— start Data provided —
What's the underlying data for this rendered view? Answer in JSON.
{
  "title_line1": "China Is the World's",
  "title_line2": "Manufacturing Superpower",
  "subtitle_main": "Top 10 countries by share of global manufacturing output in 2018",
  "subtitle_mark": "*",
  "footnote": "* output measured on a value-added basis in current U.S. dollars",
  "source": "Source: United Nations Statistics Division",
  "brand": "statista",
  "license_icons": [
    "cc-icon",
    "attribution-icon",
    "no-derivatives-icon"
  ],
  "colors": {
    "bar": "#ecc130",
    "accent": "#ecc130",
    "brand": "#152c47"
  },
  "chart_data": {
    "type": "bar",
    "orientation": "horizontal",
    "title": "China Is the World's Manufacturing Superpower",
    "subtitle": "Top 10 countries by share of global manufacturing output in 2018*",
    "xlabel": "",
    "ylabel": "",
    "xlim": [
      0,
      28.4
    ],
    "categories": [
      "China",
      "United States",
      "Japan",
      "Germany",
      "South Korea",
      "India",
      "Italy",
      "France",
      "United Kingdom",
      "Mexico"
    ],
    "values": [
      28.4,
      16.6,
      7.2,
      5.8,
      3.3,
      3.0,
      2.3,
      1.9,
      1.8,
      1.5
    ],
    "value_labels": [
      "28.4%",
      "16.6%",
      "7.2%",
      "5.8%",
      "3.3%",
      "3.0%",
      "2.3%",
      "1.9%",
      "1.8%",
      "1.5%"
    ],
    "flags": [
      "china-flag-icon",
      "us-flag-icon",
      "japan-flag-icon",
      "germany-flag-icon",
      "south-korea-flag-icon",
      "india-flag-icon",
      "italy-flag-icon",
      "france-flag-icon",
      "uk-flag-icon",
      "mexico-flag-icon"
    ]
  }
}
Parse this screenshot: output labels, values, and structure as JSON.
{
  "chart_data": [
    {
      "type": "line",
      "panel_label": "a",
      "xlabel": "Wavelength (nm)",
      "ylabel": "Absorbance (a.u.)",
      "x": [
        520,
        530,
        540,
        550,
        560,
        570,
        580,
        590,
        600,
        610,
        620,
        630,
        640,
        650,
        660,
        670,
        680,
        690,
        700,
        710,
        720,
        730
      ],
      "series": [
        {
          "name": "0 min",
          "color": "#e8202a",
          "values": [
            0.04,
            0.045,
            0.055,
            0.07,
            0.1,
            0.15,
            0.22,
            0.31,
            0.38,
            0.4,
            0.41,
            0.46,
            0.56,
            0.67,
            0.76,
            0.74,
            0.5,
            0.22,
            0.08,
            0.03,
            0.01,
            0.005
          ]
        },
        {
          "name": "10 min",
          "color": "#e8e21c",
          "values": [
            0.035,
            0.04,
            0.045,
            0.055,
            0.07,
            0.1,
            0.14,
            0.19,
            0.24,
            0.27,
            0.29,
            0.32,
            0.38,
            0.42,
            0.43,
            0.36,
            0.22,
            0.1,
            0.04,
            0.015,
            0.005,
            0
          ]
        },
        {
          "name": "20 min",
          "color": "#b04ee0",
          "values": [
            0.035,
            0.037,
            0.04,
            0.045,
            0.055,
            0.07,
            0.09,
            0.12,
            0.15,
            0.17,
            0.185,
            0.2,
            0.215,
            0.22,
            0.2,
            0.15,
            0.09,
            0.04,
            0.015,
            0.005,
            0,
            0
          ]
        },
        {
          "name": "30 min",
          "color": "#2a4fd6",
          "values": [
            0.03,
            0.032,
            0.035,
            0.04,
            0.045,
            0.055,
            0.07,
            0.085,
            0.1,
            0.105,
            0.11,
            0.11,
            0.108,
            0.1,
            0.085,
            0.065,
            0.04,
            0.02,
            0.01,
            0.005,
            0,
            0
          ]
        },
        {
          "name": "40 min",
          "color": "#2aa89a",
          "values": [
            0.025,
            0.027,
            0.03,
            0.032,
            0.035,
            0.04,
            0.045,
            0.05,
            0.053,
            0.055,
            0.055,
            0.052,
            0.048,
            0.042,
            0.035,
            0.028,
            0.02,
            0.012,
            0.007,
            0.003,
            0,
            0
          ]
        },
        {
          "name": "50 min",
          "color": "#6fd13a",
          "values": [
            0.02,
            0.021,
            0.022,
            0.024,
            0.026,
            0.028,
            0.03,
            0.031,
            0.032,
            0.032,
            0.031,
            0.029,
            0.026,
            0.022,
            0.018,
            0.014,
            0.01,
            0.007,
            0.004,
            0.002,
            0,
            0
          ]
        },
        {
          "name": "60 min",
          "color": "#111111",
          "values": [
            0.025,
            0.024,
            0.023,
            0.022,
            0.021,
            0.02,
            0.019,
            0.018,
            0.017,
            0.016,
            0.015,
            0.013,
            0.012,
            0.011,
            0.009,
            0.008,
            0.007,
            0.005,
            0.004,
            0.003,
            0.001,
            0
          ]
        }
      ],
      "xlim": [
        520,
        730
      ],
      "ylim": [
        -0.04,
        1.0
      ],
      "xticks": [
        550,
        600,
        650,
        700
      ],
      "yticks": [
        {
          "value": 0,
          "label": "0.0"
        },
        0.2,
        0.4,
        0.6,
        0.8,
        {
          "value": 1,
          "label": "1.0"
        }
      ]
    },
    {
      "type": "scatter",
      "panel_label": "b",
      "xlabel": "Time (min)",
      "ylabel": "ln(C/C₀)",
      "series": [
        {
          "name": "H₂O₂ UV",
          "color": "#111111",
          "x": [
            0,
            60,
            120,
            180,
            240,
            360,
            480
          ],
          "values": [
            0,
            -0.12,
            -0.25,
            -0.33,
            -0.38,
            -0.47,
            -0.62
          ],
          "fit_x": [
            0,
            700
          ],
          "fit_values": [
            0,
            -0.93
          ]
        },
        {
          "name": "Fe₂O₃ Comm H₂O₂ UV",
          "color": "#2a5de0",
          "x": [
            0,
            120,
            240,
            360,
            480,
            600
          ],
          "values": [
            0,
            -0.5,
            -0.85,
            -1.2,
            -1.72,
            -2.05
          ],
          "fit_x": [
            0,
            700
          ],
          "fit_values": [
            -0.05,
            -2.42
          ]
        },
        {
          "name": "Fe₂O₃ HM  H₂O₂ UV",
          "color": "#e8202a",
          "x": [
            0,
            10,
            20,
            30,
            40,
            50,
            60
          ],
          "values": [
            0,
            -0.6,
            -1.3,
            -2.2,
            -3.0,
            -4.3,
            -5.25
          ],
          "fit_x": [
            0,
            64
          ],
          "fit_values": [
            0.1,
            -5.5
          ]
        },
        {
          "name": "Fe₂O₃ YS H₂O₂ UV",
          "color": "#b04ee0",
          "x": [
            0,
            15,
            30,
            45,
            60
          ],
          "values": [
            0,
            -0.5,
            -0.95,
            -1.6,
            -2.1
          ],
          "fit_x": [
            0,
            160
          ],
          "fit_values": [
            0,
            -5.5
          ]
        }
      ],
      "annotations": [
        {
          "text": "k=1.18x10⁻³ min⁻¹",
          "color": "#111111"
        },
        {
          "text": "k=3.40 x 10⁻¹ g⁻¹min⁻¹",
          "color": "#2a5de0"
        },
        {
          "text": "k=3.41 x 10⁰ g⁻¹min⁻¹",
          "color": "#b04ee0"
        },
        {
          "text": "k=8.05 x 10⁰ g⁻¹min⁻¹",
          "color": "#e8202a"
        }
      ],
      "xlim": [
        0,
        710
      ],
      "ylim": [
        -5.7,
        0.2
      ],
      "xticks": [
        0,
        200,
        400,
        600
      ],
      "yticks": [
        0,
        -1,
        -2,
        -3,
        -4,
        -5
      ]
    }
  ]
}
— end Data provided —
» **What you have to do**:
Report only how many lines in the records contain the word "xlabel".

» **Written answer**:
3